The exercise |
Every entry below must be repeated exactly; skip the pictures.
* * * *
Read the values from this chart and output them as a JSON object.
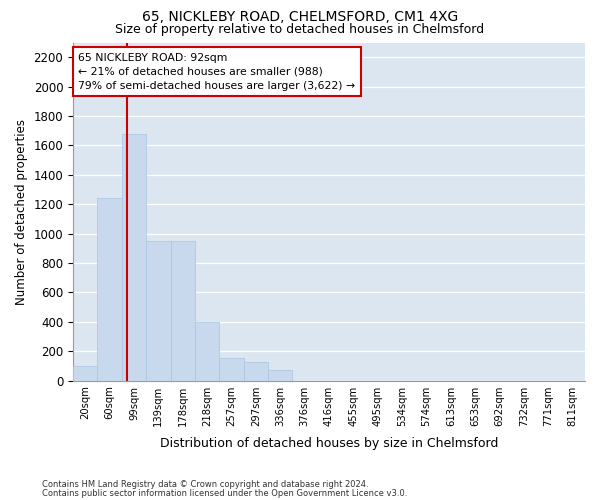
{
  "title1": "65, NICKLEBY ROAD, CHELMSFORD, CM1 4XG",
  "title2": "Size of property relative to detached houses in Chelmsford",
  "xlabel": "Distribution of detached houses by size in Chelmsford",
  "ylabel": "Number of detached properties",
  "footer1": "Contains HM Land Registry data © Crown copyright and database right 2024.",
  "footer2": "Contains public sector information licensed under the Open Government Licence v3.0.",
  "annotation_line1": "65 NICKLEBY ROAD: 92sqm",
  "annotation_line2": "← 21% of detached houses are smaller (988)",
  "annotation_line3": "79% of semi-detached houses are larger (3,622) →",
  "bar_color": "#c8d9ee",
  "bar_edge_color": "#aac4e0",
  "vline_color": "#cc0000",
  "annotation_box_color": "#cc0000",
  "bg_color": "#dce6f1",
  "categories": [
    "20sqm",
    "60sqm",
    "99sqm",
    "139sqm",
    "178sqm",
    "218sqm",
    "257sqm",
    "297sqm",
    "336sqm",
    "376sqm",
    "416sqm",
    "455sqm",
    "495sqm",
    "534sqm",
    "574sqm",
    "613sqm",
    "653sqm",
    "692sqm",
    "732sqm",
    "771sqm",
    "811sqm"
  ],
  "values": [
    100,
    1240,
    1680,
    950,
    950,
    400,
    155,
    125,
    70,
    0,
    0,
    0,
    0,
    0,
    0,
    0,
    0,
    0,
    0,
    0,
    0
  ],
  "ylim": [
    0,
    2300
  ],
  "vline_x": 1.72,
  "yticks": [
    0,
    200,
    400,
    600,
    800,
    1000,
    1200,
    1400,
    1600,
    1800,
    2000,
    2200
  ]
}
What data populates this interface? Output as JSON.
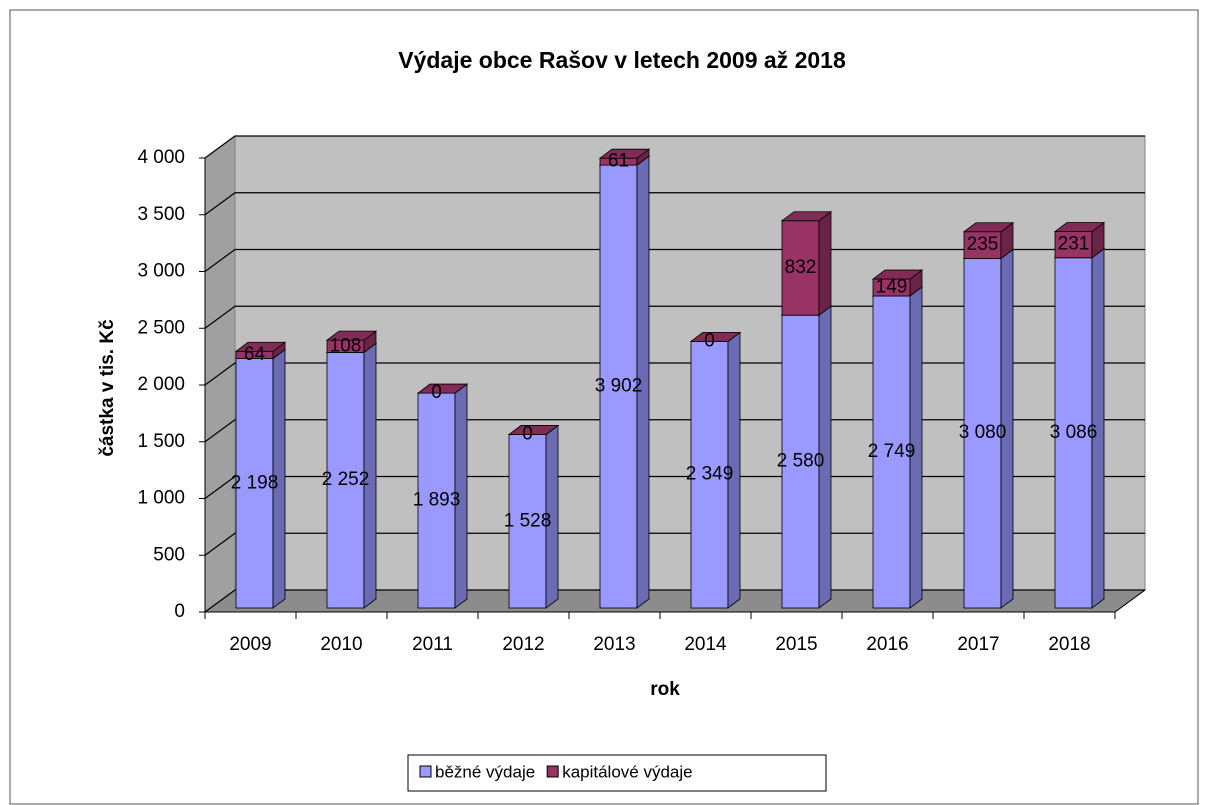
{
  "chart_data": {
    "type": "bar3d_stacked",
    "title": "Výdaje obce Rašov v letech 2009 až 2018",
    "x_label": "rok",
    "y_label": "částka v tis. Kč",
    "categories": [
      "2009",
      "2010",
      "2011",
      "2012",
      "2013",
      "2014",
      "2015",
      "2016",
      "2017",
      "2018"
    ],
    "series": [
      {
        "name": "běžné výdaje",
        "color": "#9999ff",
        "values": [
          2198,
          2252,
          1893,
          1528,
          3902,
          2349,
          2580,
          2749,
          3080,
          3086
        ],
        "value_labels": [
          "2 198",
          "2 252",
          "1 893",
          "1 528",
          "3 902",
          "2 349",
          "2 580",
          "2 749",
          "3 080",
          "3 086"
        ]
      },
      {
        "name": "kapitálové výdaje",
        "color": "#993366",
        "values": [
          64,
          108,
          0,
          0,
          61,
          0,
          832,
          149,
          235,
          231
        ]
      }
    ],
    "ylim": [
      0,
      4000
    ],
    "yticks": [
      0,
      500,
      {
        "value": 1000,
        "label": "1 000"
      },
      {
        "value": 1500,
        "label": "1 500"
      },
      {
        "value": 2000,
        "label": "2 000"
      },
      {
        "value": 2500,
        "label": "2 500"
      },
      {
        "value": 3000,
        "label": "3 000"
      },
      {
        "value": 3500,
        "label": "3 500"
      },
      {
        "value": 4000,
        "label": "4 000"
      }
    ],
    "grid": true,
    "legend": "bottom"
  }
}
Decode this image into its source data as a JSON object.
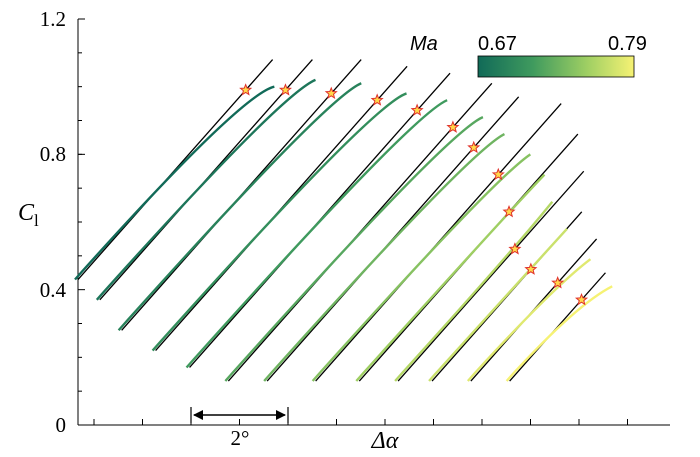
{
  "chart_data": {
    "type": "line",
    "xlabel": "Δα",
    "ylabel": "C",
    "ylabel_subscript": "l",
    "ylim": [
      0,
      1.2
    ],
    "y_ticks": [
      0,
      0.4,
      0.8,
      1.2
    ],
    "y_tick_labels": [
      "0",
      "0.4",
      "0.8",
      "1.2"
    ],
    "grid": false,
    "scale_bar": {
      "label": "2°",
      "span_degrees": 2
    },
    "colorbar": {
      "title": "Ma",
      "min_label": "0.67",
      "max_label": "0.79",
      "min": 0.67,
      "max": 0.79,
      "colors": [
        "#116a58",
        "#3f9a5e",
        "#9fcf63",
        "#f6f274"
      ]
    },
    "curves": [
      {
        "mach": 0.67,
        "y_start": 0.43,
        "y_star": 0.99,
        "y_tangent_end": 1.08,
        "peak": 1.0
      },
      {
        "mach": 0.68,
        "y_start": 0.37,
        "y_star": 0.99,
        "y_tangent_end": 1.08,
        "peak": 1.02
      },
      {
        "mach": 0.69,
        "y_start": 0.28,
        "y_star": 0.98,
        "y_tangent_end": 1.08,
        "peak": 1.01
      },
      {
        "mach": 0.7,
        "y_start": 0.22,
        "y_star": 0.96,
        "y_tangent_end": 1.06,
        "peak": 0.98
      },
      {
        "mach": 0.71,
        "y_start": 0.17,
        "y_star": 0.93,
        "y_tangent_end": 1.04,
        "peak": 0.96
      },
      {
        "mach": 0.72,
        "y_start": 0.13,
        "y_star": 0.88,
        "y_tangent_end": 1.01,
        "peak": 0.91
      },
      {
        "mach": 0.73,
        "y_start": 0.13,
        "y_star": 0.82,
        "y_tangent_end": 0.97,
        "peak": 0.86
      },
      {
        "mach": 0.74,
        "y_start": 0.13,
        "y_star": 0.74,
        "y_tangent_end": 0.95,
        "peak": 0.8
      },
      {
        "mach": 0.75,
        "y_start": 0.13,
        "y_star": 0.63,
        "y_tangent_end": 0.86,
        "peak": 0.74
      },
      {
        "mach": 0.76,
        "y_start": 0.13,
        "y_star": 0.52,
        "y_tangent_end": 0.75,
        "peak": 0.66
      },
      {
        "mach": 0.77,
        "y_start": 0.13,
        "y_star": 0.46,
        "y_tangent_end": 0.63,
        "peak": 0.58
      },
      {
        "mach": 0.78,
        "y_start": 0.13,
        "y_star": 0.42,
        "y_tangent_end": 0.55,
        "peak": 0.49
      },
      {
        "mach": 0.79,
        "y_start": 0.13,
        "y_star": 0.37,
        "y_tangent_end": 0.45,
        "peak": 0.41
      }
    ],
    "curve_x_offsets_deg": [
      0,
      0.45,
      0.9,
      1.6,
      2.3,
      3.1,
      3.9,
      4.9,
      5.8,
      6.6,
      7.3,
      8.1,
      8.9
    ],
    "marker_style": {
      "shape": "star",
      "fill": "#ffd84a",
      "stroke": "#e0302a"
    }
  }
}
* * * *
Output below |
Read the values from this chart and output them as a JSON object.
{
  "title1": "65, NICKLEBY ROAD, CHELMSFORD, CM1 4XG",
  "title2": "Size of property relative to detached houses in Chelmsford",
  "xlabel": "Distribution of detached houses by size in Chelmsford",
  "ylabel": "Number of detached properties",
  "footer1": "Contains HM Land Registry data © Crown copyright and database right 2024.",
  "footer2": "Contains public sector information licensed under the Open Government Licence v3.0.",
  "annotation_line1": "65 NICKLEBY ROAD: 92sqm",
  "annotation_line2": "← 21% of detached houses are smaller (988)",
  "annotation_line3": "79% of semi-detached houses are larger (3,622) →",
  "bar_color": "#c8d9ee",
  "bar_edge_color": "#aac4e0",
  "vline_color": "#cc0000",
  "annotation_box_color": "#cc0000",
  "bg_color": "#dce6f1",
  "categories": [
    "20sqm",
    "60sqm",
    "99sqm",
    "139sqm",
    "178sqm",
    "218sqm",
    "257sqm",
    "297sqm",
    "336sqm",
    "376sqm",
    "416sqm",
    "455sqm",
    "495sqm",
    "534sqm",
    "574sqm",
    "613sqm",
    "653sqm",
    "692sqm",
    "732sqm",
    "771sqm",
    "811sqm"
  ],
  "values": [
    100,
    1240,
    1680,
    950,
    950,
    400,
    155,
    125,
    70,
    0,
    0,
    0,
    0,
    0,
    0,
    0,
    0,
    0,
    0,
    0,
    0
  ],
  "ylim": [
    0,
    2300
  ],
  "vline_x": 1.72,
  "yticks": [
    0,
    200,
    400,
    600,
    800,
    1000,
    1200,
    1400,
    1600,
    1800,
    2000,
    2200
  ]
}
What data populates this interface? Output as JSON.
{
  "chart_data": {
    "type": "bar3d_stacked",
    "title": "Výdaje obce Rašov v letech 2009 až 2018",
    "x_label": "rok",
    "y_label": "částka v tis. Kč",
    "categories": [
      "2009",
      "2010",
      "2011",
      "2012",
      "2013",
      "2014",
      "2015",
      "2016",
      "2017",
      "2018"
    ],
    "series": [
      {
        "name": "běžné výdaje",
        "color": "#9999ff",
        "values": [
          2198,
          2252,
          1893,
          1528,
          3902,
          2349,
          2580,
          2749,
          3080,
          3086
        ],
        "value_labels": [
          "2 198",
          "2 252",
          "1 893",
          "1 528",
          "3 902",
          "2 349",
          "2 580",
          "2 749",
          "3 080",
          "3 086"
        ]
      },
      {
        "name": "kapitálové výdaje",
        "color": "#993366",
        "values": [
          64,
          108,
          0,
          0,
          61,
          0,
          832,
          149,
          235,
          231
        ]
      }
    ],
    "ylim": [
      0,
      4000
    ],
    "yticks": [
      0,
      500,
      {
        "value": 1000,
        "label": "1 000"
      },
      {
        "value": 1500,
        "label": "1 500"
      },
      {
        "value": 2000,
        "label": "2 000"
      },
      {
        "value": 2500,
        "label": "2 500"
      },
      {
        "value": 3000,
        "label": "3 000"
      },
      {
        "value": 3500,
        "label": "3 500"
      },
      {
        "value": 4000,
        "label": "4 000"
      }
    ],
    "grid": true,
    "legend": "bottom"
  }
}
Decode this image into its source data as a JSON object.
{
  "chart_data": {
    "type": "line",
    "xlabel": "Δα",
    "ylabel": "C",
    "ylabel_subscript": "l",
    "ylim": [
      0,
      1.2
    ],
    "y_ticks": [
      0,
      0.4,
      0.8,
      1.2
    ],
    "y_tick_labels": [
      "0",
      "0.4",
      "0.8",
      "1.2"
    ],
    "grid": false,
    "scale_bar": {
      "label": "2°",
      "span_degrees": 2
    },
    "colorbar": {
      "title": "Ma",
      "min_label": "0.67",
      "max_label": "0.79",
      "min": 0.67,
      "max": 0.79,
      "colors": [
        "#116a58",
        "#3f9a5e",
        "#9fcf63",
        "#f6f274"
      ]
    },
    "curves": [
      {
        "mach": 0.67,
        "y_start": 0.43,
        "y_star": 0.99,
        "y_tangent_end": 1.08,
        "peak": 1.0
      },
      {
        "mach": 0.68,
        "y_start": 0.37,
        "y_star": 0.99,
        "y_tangent_end": 1.08,
        "peak": 1.02
      },
      {
        "mach": 0.69,
        "y_start": 0.28,
        "y_star": 0.98,
        "y_tangent_end": 1.08,
        "peak": 1.01
      },
      {
        "mach": 0.7,
        "y_start": 0.22,
        "y_star": 0.96,
        "y_tangent_end": 1.06,
        "peak": 0.98
      },
      {
        "mach": 0.71,
        "y_start": 0.17,
        "y_star": 0.93,
        "y_tangent_end": 1.04,
        "peak": 0.96
      },
      {
        "mach": 0.72,
        "y_start": 0.13,
        "y_star": 0.88,
        "y_tangent_end": 1.01,
        "peak": 0.91
      },
      {
        "mach": 0.73,
        "y_start": 0.13,
        "y_star": 0.82,
        "y_tangent_end": 0.97,
        "peak": 0.86
      },
      {
        "mach": 0.74,
        "y_start": 0.13,
        "y_star": 0.74,
        "y_tangent_end": 0.95,
        "peak": 0.8
      },
      {
        "mach": 0.75,
        "y_start": 0.13,
        "y_star": 0.63,
        "y_tangent_end": 0.86,
        "peak": 0.74
      },
      {
        "mach": 0.76,
        "y_start": 0.13,
        "y_star": 0.52,
        "y_tangent_end": 0.75,
        "peak": 0.66
      },
      {
        "mach": 0.77,
        "y_start": 0.13,
        "y_star": 0.46,
        "y_tangent_end": 0.63,
        "peak": 0.58
      },
      {
        "mach": 0.78,
        "y_start": 0.13,
        "y_star": 0.42,
        "y_tangent_end": 0.55,
        "peak": 0.49
      },
      {
        "mach": 0.79,
        "y_start": 0.13,
        "y_star": 0.37,
        "y_tangent_end": 0.45,
        "peak": 0.41
      }
    ],
    "curve_x_offsets_deg": [
      0,
      0.45,
      0.9,
      1.6,
      2.3,
      3.1,
      3.9,
      4.9,
      5.8,
      6.6,
      7.3,
      8.1,
      8.9
    ],
    "marker_style": {
      "shape": "star",
      "fill": "#ffd84a",
      "stroke": "#e0302a"
    }
  }
}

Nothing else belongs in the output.